-- BEGIN --

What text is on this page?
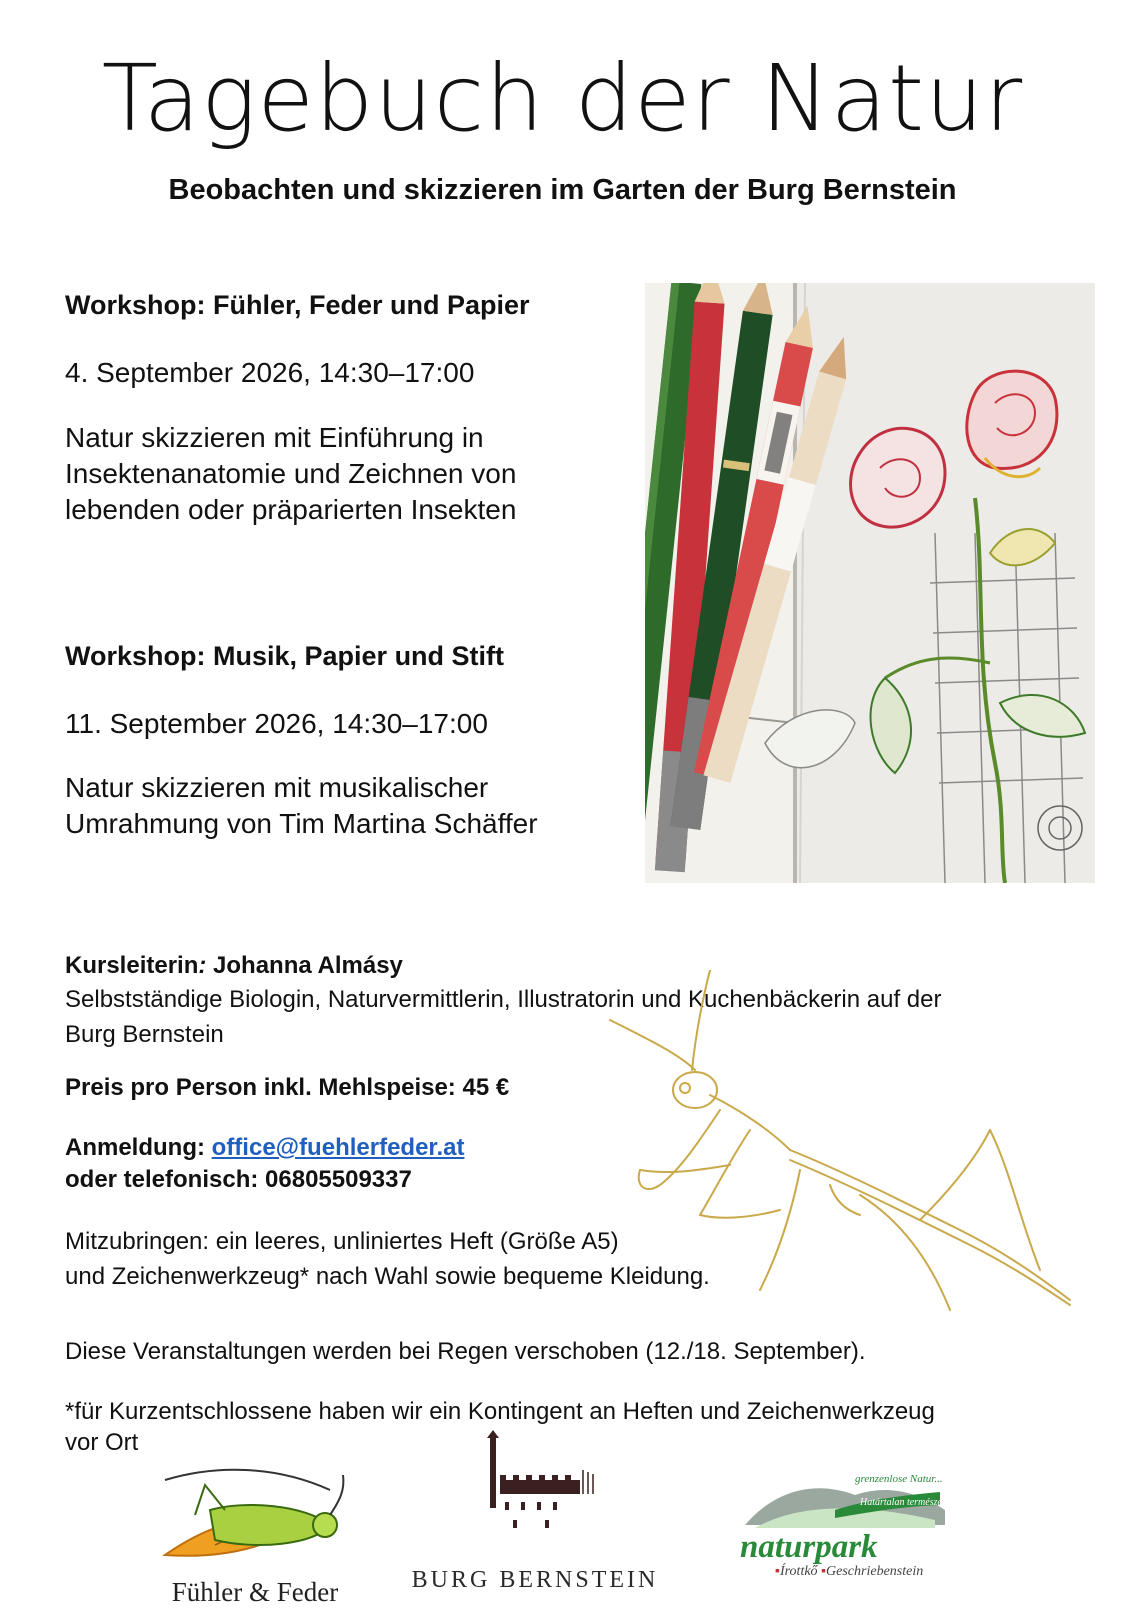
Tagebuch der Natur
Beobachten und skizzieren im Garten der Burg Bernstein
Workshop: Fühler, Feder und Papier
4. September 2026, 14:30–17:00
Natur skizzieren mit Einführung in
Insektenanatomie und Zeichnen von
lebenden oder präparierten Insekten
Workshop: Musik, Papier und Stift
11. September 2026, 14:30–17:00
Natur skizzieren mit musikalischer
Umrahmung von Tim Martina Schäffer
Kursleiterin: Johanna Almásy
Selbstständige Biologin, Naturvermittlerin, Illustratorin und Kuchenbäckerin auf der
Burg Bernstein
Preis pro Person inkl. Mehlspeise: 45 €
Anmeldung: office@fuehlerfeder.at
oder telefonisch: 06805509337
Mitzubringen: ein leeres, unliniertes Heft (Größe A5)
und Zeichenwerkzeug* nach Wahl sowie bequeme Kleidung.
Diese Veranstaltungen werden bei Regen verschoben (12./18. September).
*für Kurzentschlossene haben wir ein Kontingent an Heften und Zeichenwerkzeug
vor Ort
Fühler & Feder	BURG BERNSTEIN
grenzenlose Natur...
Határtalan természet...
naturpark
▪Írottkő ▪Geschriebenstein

-- END --
-- BEGIN --

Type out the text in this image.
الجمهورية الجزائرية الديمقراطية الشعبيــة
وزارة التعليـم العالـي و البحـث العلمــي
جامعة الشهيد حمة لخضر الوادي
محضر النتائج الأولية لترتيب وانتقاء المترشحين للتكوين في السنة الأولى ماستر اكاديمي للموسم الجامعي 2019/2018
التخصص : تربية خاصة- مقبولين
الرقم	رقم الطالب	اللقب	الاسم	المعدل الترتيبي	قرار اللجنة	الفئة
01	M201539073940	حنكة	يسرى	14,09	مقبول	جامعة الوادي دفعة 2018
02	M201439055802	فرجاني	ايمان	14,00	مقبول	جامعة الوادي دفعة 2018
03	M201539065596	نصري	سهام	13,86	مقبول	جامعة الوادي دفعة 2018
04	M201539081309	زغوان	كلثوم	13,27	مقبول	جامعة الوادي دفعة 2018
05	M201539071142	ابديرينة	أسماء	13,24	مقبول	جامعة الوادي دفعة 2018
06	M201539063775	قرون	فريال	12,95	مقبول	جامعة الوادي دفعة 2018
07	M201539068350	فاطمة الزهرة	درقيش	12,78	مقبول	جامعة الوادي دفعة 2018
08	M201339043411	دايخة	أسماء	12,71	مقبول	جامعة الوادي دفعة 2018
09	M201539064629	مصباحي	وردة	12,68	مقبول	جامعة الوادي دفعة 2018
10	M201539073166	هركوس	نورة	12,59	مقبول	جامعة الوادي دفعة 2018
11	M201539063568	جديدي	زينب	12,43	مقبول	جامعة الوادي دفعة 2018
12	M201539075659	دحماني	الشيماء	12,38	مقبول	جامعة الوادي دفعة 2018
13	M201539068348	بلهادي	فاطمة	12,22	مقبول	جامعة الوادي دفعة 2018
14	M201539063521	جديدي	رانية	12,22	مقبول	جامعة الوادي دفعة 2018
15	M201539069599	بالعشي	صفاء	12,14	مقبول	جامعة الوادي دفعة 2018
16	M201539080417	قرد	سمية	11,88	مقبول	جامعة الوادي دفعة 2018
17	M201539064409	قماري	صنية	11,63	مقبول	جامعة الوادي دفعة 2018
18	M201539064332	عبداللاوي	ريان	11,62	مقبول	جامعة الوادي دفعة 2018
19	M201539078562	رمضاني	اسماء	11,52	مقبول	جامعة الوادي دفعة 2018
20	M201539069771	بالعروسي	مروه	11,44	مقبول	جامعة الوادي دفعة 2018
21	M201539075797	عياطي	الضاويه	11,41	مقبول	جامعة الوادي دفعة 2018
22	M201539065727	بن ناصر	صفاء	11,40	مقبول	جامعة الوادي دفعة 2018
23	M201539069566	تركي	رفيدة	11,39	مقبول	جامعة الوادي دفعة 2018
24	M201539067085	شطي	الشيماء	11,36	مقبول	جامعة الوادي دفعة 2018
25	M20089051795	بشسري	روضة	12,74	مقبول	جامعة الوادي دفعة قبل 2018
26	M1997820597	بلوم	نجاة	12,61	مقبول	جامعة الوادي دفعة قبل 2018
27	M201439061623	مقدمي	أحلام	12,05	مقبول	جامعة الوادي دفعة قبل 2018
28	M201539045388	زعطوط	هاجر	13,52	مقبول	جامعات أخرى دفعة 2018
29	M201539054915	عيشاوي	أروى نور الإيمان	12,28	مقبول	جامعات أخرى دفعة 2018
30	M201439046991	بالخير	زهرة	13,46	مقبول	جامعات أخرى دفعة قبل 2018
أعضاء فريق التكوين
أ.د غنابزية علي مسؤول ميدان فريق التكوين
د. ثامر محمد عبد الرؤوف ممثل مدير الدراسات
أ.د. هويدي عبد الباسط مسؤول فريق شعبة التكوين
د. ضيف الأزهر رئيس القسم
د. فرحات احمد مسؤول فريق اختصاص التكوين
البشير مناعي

-- END --

Problem
Which lines include "this"? Copy each of them out.

Reply to the exercise
What text is on this page?
Type out the text in this image.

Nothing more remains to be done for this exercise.